Work to be completed: Find the line in the material below that contains "Output a JSON", then give it again, with all later lines, exactly as shown.
─── Task material
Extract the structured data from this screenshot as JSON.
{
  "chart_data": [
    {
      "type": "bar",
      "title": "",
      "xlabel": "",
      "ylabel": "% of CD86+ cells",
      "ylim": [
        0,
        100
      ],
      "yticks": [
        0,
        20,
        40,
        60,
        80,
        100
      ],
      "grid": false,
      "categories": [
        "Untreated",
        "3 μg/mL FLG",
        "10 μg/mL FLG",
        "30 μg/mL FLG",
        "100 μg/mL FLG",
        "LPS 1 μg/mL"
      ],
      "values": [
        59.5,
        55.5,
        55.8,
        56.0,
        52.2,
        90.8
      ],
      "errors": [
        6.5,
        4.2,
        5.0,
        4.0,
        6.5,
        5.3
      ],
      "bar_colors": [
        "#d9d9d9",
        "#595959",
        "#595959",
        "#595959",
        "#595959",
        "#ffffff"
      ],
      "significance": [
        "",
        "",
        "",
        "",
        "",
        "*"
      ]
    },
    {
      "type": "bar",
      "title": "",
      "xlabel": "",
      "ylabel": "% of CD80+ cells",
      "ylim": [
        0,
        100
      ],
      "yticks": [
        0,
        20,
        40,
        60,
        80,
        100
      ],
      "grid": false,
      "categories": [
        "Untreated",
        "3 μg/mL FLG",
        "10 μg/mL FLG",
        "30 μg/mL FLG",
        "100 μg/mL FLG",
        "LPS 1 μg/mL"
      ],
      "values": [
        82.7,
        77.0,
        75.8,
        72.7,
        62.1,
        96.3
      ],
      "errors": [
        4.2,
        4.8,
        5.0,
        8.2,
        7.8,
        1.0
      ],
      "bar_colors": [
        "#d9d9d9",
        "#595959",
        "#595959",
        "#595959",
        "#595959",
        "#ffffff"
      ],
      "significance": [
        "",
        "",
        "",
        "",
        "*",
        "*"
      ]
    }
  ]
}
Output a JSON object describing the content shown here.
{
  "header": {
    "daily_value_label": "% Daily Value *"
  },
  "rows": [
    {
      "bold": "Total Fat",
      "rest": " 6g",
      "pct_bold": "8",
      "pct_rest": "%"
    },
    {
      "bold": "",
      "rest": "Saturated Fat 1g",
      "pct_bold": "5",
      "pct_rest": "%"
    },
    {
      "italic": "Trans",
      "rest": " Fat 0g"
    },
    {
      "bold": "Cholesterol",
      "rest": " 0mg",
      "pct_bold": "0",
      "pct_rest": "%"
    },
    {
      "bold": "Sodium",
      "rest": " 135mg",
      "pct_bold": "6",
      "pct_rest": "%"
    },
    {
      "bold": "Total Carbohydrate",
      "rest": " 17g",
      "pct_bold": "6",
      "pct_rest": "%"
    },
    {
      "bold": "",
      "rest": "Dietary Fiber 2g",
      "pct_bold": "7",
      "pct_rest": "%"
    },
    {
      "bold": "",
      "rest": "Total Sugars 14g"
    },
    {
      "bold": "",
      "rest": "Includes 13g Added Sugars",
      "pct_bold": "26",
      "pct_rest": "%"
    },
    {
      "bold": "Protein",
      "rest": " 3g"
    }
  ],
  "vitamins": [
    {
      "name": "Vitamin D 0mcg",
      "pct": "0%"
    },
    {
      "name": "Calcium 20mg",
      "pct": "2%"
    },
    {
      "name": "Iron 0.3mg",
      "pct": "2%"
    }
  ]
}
──────
Response box:
Output a JSON object describing the content shown here.
{
  "header": {
    "daily_value_label": "% Daily Value *"
  },
  "rows": [
    {
      "bold": "Total Fat",
      "rest": " 6g",
      "pct_bold": "8",
      "pct_rest": "%"
    },
    {
      "bold": "",
      "rest": "Saturated Fat 1g",
      "pct_bold": "5",
      "pct_rest": "%"
    },
    {
      "italic": "Trans",
      "rest": " Fat 0g"
    },
    {
      "bold": "Cholesterol",
      "rest": " 0mg",
      "pct_bold": "0",
      "pct_rest": "%"
    },
    {
      "bold": "Sodium",
      "rest": " 135mg",
      "pct_bold": "6",
      "pct_rest": "%"
    },
    {
      "bold": "Total Carbohydrate",
      "rest": " 17g",
      "pct_bold": "6",
      "pct_rest": "%"
    },
    {
      "bold": "",
      "rest": "Dietary Fiber 2g",
      "pct_bold": "7",
      "pct_rest": "%"
    },
    {
      "bold": "",
      "rest": "Total Sugars 14g"
    },
    {
      "bold": "",
      "rest": "Includes 13g Added Sugars",
      "pct_bold": "26",
      "pct_rest": "%"
    },
    {
      "bold": "Protein",
      "rest": " 3g"
    }
  ],
  "vitamins": [
    {
      "name": "Vitamin D 0mcg",
      "pct": "0%"
    },
    {
      "name": "Calcium 20mg",
      "pct": "2%"
    },
    {
      "name": "Iron 0.3mg",
      "pct": "2%"
    }
  ]
}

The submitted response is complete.